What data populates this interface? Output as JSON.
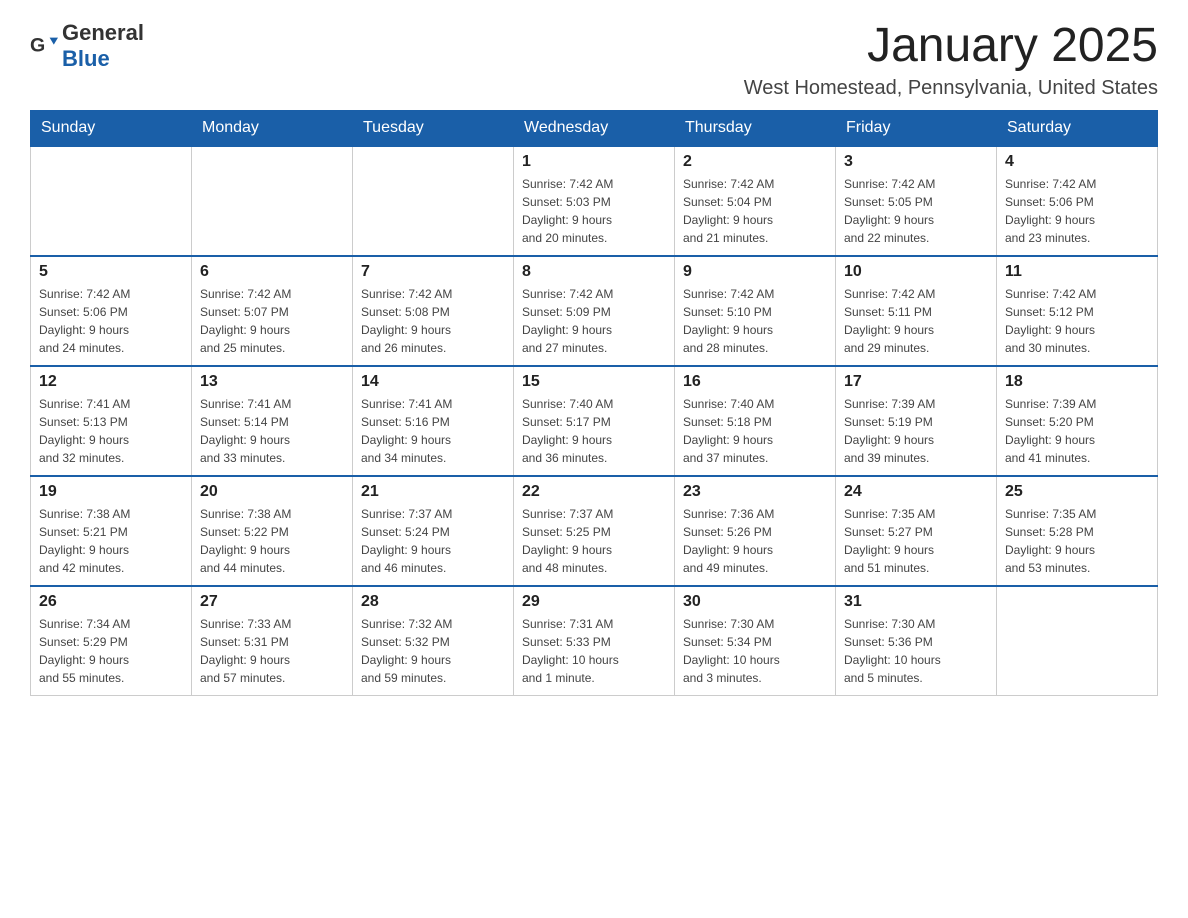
{
  "header": {
    "logo": {
      "text_general": "General",
      "text_blue": "Blue"
    },
    "month_title": "January 2025",
    "location": "West Homestead, Pennsylvania, United States"
  },
  "weekdays": [
    "Sunday",
    "Monday",
    "Tuesday",
    "Wednesday",
    "Thursday",
    "Friday",
    "Saturday"
  ],
  "weeks": [
    [
      {
        "day": "",
        "info": ""
      },
      {
        "day": "",
        "info": ""
      },
      {
        "day": "",
        "info": ""
      },
      {
        "day": "1",
        "info": "Sunrise: 7:42 AM\nSunset: 5:03 PM\nDaylight: 9 hours\nand 20 minutes."
      },
      {
        "day": "2",
        "info": "Sunrise: 7:42 AM\nSunset: 5:04 PM\nDaylight: 9 hours\nand 21 minutes."
      },
      {
        "day": "3",
        "info": "Sunrise: 7:42 AM\nSunset: 5:05 PM\nDaylight: 9 hours\nand 22 minutes."
      },
      {
        "day": "4",
        "info": "Sunrise: 7:42 AM\nSunset: 5:06 PM\nDaylight: 9 hours\nand 23 minutes."
      }
    ],
    [
      {
        "day": "5",
        "info": "Sunrise: 7:42 AM\nSunset: 5:06 PM\nDaylight: 9 hours\nand 24 minutes."
      },
      {
        "day": "6",
        "info": "Sunrise: 7:42 AM\nSunset: 5:07 PM\nDaylight: 9 hours\nand 25 minutes."
      },
      {
        "day": "7",
        "info": "Sunrise: 7:42 AM\nSunset: 5:08 PM\nDaylight: 9 hours\nand 26 minutes."
      },
      {
        "day": "8",
        "info": "Sunrise: 7:42 AM\nSunset: 5:09 PM\nDaylight: 9 hours\nand 27 minutes."
      },
      {
        "day": "9",
        "info": "Sunrise: 7:42 AM\nSunset: 5:10 PM\nDaylight: 9 hours\nand 28 minutes."
      },
      {
        "day": "10",
        "info": "Sunrise: 7:42 AM\nSunset: 5:11 PM\nDaylight: 9 hours\nand 29 minutes."
      },
      {
        "day": "11",
        "info": "Sunrise: 7:42 AM\nSunset: 5:12 PM\nDaylight: 9 hours\nand 30 minutes."
      }
    ],
    [
      {
        "day": "12",
        "info": "Sunrise: 7:41 AM\nSunset: 5:13 PM\nDaylight: 9 hours\nand 32 minutes."
      },
      {
        "day": "13",
        "info": "Sunrise: 7:41 AM\nSunset: 5:14 PM\nDaylight: 9 hours\nand 33 minutes."
      },
      {
        "day": "14",
        "info": "Sunrise: 7:41 AM\nSunset: 5:16 PM\nDaylight: 9 hours\nand 34 minutes."
      },
      {
        "day": "15",
        "info": "Sunrise: 7:40 AM\nSunset: 5:17 PM\nDaylight: 9 hours\nand 36 minutes."
      },
      {
        "day": "16",
        "info": "Sunrise: 7:40 AM\nSunset: 5:18 PM\nDaylight: 9 hours\nand 37 minutes."
      },
      {
        "day": "17",
        "info": "Sunrise: 7:39 AM\nSunset: 5:19 PM\nDaylight: 9 hours\nand 39 minutes."
      },
      {
        "day": "18",
        "info": "Sunrise: 7:39 AM\nSunset: 5:20 PM\nDaylight: 9 hours\nand 41 minutes."
      }
    ],
    [
      {
        "day": "19",
        "info": "Sunrise: 7:38 AM\nSunset: 5:21 PM\nDaylight: 9 hours\nand 42 minutes."
      },
      {
        "day": "20",
        "info": "Sunrise: 7:38 AM\nSunset: 5:22 PM\nDaylight: 9 hours\nand 44 minutes."
      },
      {
        "day": "21",
        "info": "Sunrise: 7:37 AM\nSunset: 5:24 PM\nDaylight: 9 hours\nand 46 minutes."
      },
      {
        "day": "22",
        "info": "Sunrise: 7:37 AM\nSunset: 5:25 PM\nDaylight: 9 hours\nand 48 minutes."
      },
      {
        "day": "23",
        "info": "Sunrise: 7:36 AM\nSunset: 5:26 PM\nDaylight: 9 hours\nand 49 minutes."
      },
      {
        "day": "24",
        "info": "Sunrise: 7:35 AM\nSunset: 5:27 PM\nDaylight: 9 hours\nand 51 minutes."
      },
      {
        "day": "25",
        "info": "Sunrise: 7:35 AM\nSunset: 5:28 PM\nDaylight: 9 hours\nand 53 minutes."
      }
    ],
    [
      {
        "day": "26",
        "info": "Sunrise: 7:34 AM\nSunset: 5:29 PM\nDaylight: 9 hours\nand 55 minutes."
      },
      {
        "day": "27",
        "info": "Sunrise: 7:33 AM\nSunset: 5:31 PM\nDaylight: 9 hours\nand 57 minutes."
      },
      {
        "day": "28",
        "info": "Sunrise: 7:32 AM\nSunset: 5:32 PM\nDaylight: 9 hours\nand 59 minutes."
      },
      {
        "day": "29",
        "info": "Sunrise: 7:31 AM\nSunset: 5:33 PM\nDaylight: 10 hours\nand 1 minute."
      },
      {
        "day": "30",
        "info": "Sunrise: 7:30 AM\nSunset: 5:34 PM\nDaylight: 10 hours\nand 3 minutes."
      },
      {
        "day": "31",
        "info": "Sunrise: 7:30 AM\nSunset: 5:36 PM\nDaylight: 10 hours\nand 5 minutes."
      },
      {
        "day": "",
        "info": ""
      }
    ]
  ]
}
※
**Given problem**
Print out every entry above without changing a word, and leave out the pictures.

**Task response**
What data populates this interface? Output as JSON.
{
  "header": {
    "logo": {
      "text_general": "General",
      "text_blue": "Blue"
    },
    "month_title": "January 2025",
    "location": "West Homestead, Pennsylvania, United States"
  },
  "weekdays": [
    "Sunday",
    "Monday",
    "Tuesday",
    "Wednesday",
    "Thursday",
    "Friday",
    "Saturday"
  ],
  "weeks": [
    [
      {
        "day": "",
        "info": ""
      },
      {
        "day": "",
        "info": ""
      },
      {
        "day": "",
        "info": ""
      },
      {
        "day": "1",
        "info": "Sunrise: 7:42 AM\nSunset: 5:03 PM\nDaylight: 9 hours\nand 20 minutes."
      },
      {
        "day": "2",
        "info": "Sunrise: 7:42 AM\nSunset: 5:04 PM\nDaylight: 9 hours\nand 21 minutes."
      },
      {
        "day": "3",
        "info": "Sunrise: 7:42 AM\nSunset: 5:05 PM\nDaylight: 9 hours\nand 22 minutes."
      },
      {
        "day": "4",
        "info": "Sunrise: 7:42 AM\nSunset: 5:06 PM\nDaylight: 9 hours\nand 23 minutes."
      }
    ],
    [
      {
        "day": "5",
        "info": "Sunrise: 7:42 AM\nSunset: 5:06 PM\nDaylight: 9 hours\nand 24 minutes."
      },
      {
        "day": "6",
        "info": "Sunrise: 7:42 AM\nSunset: 5:07 PM\nDaylight: 9 hours\nand 25 minutes."
      },
      {
        "day": "7",
        "info": "Sunrise: 7:42 AM\nSunset: 5:08 PM\nDaylight: 9 hours\nand 26 minutes."
      },
      {
        "day": "8",
        "info": "Sunrise: 7:42 AM\nSunset: 5:09 PM\nDaylight: 9 hours\nand 27 minutes."
      },
      {
        "day": "9",
        "info": "Sunrise: 7:42 AM\nSunset: 5:10 PM\nDaylight: 9 hours\nand 28 minutes."
      },
      {
        "day": "10",
        "info": "Sunrise: 7:42 AM\nSunset: 5:11 PM\nDaylight: 9 hours\nand 29 minutes."
      },
      {
        "day": "11",
        "info": "Sunrise: 7:42 AM\nSunset: 5:12 PM\nDaylight: 9 hours\nand 30 minutes."
      }
    ],
    [
      {
        "day": "12",
        "info": "Sunrise: 7:41 AM\nSunset: 5:13 PM\nDaylight: 9 hours\nand 32 minutes."
      },
      {
        "day": "13",
        "info": "Sunrise: 7:41 AM\nSunset: 5:14 PM\nDaylight: 9 hours\nand 33 minutes."
      },
      {
        "day": "14",
        "info": "Sunrise: 7:41 AM\nSunset: 5:16 PM\nDaylight: 9 hours\nand 34 minutes."
      },
      {
        "day": "15",
        "info": "Sunrise: 7:40 AM\nSunset: 5:17 PM\nDaylight: 9 hours\nand 36 minutes."
      },
      {
        "day": "16",
        "info": "Sunrise: 7:40 AM\nSunset: 5:18 PM\nDaylight: 9 hours\nand 37 minutes."
      },
      {
        "day": "17",
        "info": "Sunrise: 7:39 AM\nSunset: 5:19 PM\nDaylight: 9 hours\nand 39 minutes."
      },
      {
        "day": "18",
        "info": "Sunrise: 7:39 AM\nSunset: 5:20 PM\nDaylight: 9 hours\nand 41 minutes."
      }
    ],
    [
      {
        "day": "19",
        "info": "Sunrise: 7:38 AM\nSunset: 5:21 PM\nDaylight: 9 hours\nand 42 minutes."
      },
      {
        "day": "20",
        "info": "Sunrise: 7:38 AM\nSunset: 5:22 PM\nDaylight: 9 hours\nand 44 minutes."
      },
      {
        "day": "21",
        "info": "Sunrise: 7:37 AM\nSunset: 5:24 PM\nDaylight: 9 hours\nand 46 minutes."
      },
      {
        "day": "22",
        "info": "Sunrise: 7:37 AM\nSunset: 5:25 PM\nDaylight: 9 hours\nand 48 minutes."
      },
      {
        "day": "23",
        "info": "Sunrise: 7:36 AM\nSunset: 5:26 PM\nDaylight: 9 hours\nand 49 minutes."
      },
      {
        "day": "24",
        "info": "Sunrise: 7:35 AM\nSunset: 5:27 PM\nDaylight: 9 hours\nand 51 minutes."
      },
      {
        "day": "25",
        "info": "Sunrise: 7:35 AM\nSunset: 5:28 PM\nDaylight: 9 hours\nand 53 minutes."
      }
    ],
    [
      {
        "day": "26",
        "info": "Sunrise: 7:34 AM\nSunset: 5:29 PM\nDaylight: 9 hours\nand 55 minutes."
      },
      {
        "day": "27",
        "info": "Sunrise: 7:33 AM\nSunset: 5:31 PM\nDaylight: 9 hours\nand 57 minutes."
      },
      {
        "day": "28",
        "info": "Sunrise: 7:32 AM\nSunset: 5:32 PM\nDaylight: 9 hours\nand 59 minutes."
      },
      {
        "day": "29",
        "info": "Sunrise: 7:31 AM\nSunset: 5:33 PM\nDaylight: 10 hours\nand 1 minute."
      },
      {
        "day": "30",
        "info": "Sunrise: 7:30 AM\nSunset: 5:34 PM\nDaylight: 10 hours\nand 3 minutes."
      },
      {
        "day": "31",
        "info": "Sunrise: 7:30 AM\nSunset: 5:36 PM\nDaylight: 10 hours\nand 5 minutes."
      },
      {
        "day": "",
        "info": ""
      }
    ]
  ]
}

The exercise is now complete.